→ What the exercise asks
Look through the material and tally each line bearing the word "больным". Give only the total.
— START Data provided —
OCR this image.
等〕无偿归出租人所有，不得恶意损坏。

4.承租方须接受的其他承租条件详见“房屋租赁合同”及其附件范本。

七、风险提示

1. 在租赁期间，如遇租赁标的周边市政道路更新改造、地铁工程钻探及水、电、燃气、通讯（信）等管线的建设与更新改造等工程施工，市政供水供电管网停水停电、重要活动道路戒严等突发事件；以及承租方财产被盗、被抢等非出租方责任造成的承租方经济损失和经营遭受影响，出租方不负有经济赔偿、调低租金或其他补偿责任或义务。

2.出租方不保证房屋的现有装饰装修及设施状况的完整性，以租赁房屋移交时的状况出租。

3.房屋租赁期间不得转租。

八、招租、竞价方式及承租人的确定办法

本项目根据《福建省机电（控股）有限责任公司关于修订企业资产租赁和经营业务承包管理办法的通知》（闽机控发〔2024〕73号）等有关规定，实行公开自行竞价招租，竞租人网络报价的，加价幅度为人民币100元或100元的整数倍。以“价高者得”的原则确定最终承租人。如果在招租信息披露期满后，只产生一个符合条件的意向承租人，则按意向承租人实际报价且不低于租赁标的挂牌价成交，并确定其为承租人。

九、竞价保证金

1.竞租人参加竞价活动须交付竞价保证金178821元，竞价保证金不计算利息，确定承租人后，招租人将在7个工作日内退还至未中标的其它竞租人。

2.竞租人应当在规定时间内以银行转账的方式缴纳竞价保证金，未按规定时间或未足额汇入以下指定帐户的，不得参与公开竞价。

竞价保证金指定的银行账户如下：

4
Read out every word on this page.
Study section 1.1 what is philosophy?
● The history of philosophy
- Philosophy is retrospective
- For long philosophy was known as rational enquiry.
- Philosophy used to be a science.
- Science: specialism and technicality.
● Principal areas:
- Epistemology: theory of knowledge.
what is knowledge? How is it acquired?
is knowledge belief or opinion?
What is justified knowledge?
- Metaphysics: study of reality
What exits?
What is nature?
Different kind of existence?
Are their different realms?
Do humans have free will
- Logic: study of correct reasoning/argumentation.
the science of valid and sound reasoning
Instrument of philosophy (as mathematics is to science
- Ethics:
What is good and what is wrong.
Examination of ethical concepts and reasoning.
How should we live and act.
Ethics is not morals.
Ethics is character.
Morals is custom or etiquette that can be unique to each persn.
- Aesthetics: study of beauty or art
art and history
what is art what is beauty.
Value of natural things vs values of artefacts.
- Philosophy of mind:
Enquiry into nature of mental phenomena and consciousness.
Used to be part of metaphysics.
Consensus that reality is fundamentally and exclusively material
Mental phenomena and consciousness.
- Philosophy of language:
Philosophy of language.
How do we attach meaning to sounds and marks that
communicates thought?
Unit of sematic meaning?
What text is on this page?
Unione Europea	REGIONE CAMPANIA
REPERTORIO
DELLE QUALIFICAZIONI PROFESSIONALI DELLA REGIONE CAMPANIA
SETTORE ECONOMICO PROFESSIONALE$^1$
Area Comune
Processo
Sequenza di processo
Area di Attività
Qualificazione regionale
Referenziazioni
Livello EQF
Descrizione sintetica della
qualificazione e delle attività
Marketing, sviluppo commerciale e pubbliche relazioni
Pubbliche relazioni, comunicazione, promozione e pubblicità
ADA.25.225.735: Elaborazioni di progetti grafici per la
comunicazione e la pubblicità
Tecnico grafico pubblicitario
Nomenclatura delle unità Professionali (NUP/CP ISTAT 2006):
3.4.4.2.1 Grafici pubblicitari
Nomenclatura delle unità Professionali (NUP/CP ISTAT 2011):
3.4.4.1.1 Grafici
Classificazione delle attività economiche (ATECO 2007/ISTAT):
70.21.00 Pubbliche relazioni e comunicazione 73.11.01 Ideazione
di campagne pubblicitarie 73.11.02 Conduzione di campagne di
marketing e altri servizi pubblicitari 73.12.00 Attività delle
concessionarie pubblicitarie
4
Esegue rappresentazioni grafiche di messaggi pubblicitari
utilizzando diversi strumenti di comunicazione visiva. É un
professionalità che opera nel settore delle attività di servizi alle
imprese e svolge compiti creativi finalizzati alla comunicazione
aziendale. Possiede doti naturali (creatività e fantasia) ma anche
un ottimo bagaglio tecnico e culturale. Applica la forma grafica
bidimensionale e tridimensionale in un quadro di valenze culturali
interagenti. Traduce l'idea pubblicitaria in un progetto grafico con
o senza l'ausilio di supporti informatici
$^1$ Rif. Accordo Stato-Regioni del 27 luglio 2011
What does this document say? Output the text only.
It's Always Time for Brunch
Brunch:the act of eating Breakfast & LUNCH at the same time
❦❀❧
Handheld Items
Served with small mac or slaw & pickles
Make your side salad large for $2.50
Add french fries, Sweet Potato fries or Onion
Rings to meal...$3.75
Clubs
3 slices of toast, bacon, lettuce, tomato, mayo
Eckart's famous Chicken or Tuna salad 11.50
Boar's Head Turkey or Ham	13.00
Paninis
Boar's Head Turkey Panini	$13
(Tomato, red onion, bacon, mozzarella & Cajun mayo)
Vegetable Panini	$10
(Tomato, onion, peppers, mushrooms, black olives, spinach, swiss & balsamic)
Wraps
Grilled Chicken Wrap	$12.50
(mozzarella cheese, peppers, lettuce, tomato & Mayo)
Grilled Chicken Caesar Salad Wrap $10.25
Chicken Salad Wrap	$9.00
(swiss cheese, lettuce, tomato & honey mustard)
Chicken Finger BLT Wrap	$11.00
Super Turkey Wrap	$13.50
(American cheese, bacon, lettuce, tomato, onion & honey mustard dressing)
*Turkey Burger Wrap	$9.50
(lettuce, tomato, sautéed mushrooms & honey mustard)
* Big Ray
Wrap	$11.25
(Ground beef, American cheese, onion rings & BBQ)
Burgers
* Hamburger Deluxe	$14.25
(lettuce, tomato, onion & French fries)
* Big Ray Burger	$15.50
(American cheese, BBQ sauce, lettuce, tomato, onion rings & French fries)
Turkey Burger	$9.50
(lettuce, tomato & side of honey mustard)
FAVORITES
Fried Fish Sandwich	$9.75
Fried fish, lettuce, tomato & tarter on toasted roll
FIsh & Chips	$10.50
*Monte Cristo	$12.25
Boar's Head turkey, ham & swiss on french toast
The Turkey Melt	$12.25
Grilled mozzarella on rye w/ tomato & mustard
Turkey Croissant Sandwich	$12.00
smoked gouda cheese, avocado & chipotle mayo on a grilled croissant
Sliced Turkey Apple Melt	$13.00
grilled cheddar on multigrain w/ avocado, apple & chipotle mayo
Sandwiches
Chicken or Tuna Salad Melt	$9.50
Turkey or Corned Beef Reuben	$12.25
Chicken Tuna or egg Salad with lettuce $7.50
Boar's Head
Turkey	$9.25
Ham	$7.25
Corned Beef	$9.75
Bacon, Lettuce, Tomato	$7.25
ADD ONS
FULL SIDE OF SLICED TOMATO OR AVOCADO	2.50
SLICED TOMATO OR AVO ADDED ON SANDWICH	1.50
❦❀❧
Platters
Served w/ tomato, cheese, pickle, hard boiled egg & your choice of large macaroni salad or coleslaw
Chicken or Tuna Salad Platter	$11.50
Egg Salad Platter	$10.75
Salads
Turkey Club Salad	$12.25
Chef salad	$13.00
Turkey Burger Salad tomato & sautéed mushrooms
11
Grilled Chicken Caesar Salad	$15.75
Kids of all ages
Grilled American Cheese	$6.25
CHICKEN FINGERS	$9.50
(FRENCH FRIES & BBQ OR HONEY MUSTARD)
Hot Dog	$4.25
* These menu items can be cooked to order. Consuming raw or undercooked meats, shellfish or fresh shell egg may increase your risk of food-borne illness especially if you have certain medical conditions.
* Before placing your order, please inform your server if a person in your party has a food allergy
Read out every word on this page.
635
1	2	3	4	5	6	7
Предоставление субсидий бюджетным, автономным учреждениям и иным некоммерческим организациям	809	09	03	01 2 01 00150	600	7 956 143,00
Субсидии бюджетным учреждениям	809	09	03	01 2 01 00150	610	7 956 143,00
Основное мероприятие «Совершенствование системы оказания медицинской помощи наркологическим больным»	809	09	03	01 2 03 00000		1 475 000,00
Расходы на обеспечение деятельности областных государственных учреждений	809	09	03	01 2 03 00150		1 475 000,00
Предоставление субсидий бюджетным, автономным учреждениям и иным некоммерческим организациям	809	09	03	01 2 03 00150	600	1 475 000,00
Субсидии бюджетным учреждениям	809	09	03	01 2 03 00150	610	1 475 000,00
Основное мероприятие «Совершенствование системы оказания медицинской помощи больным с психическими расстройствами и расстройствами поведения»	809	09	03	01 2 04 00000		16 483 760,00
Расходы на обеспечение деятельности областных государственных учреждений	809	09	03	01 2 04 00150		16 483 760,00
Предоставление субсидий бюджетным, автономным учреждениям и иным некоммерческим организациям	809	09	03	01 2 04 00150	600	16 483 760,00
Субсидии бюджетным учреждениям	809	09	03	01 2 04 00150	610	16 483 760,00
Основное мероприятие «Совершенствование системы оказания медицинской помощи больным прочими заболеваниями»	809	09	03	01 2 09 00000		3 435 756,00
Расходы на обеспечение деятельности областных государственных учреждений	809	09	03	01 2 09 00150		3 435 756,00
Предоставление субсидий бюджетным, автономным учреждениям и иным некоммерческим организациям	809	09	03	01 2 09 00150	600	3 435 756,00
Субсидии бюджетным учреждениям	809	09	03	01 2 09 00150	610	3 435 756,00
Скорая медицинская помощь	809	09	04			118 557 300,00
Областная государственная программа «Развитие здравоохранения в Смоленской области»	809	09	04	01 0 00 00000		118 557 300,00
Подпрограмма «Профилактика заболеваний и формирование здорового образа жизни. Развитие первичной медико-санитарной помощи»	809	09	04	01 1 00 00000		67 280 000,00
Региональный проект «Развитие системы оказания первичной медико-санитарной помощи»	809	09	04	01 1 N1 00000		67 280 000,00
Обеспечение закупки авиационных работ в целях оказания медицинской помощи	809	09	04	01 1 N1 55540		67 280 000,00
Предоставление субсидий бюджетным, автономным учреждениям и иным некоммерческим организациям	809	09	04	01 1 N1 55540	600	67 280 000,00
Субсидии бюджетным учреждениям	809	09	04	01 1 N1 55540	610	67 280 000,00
— END Data provided —
→ Response to the task
3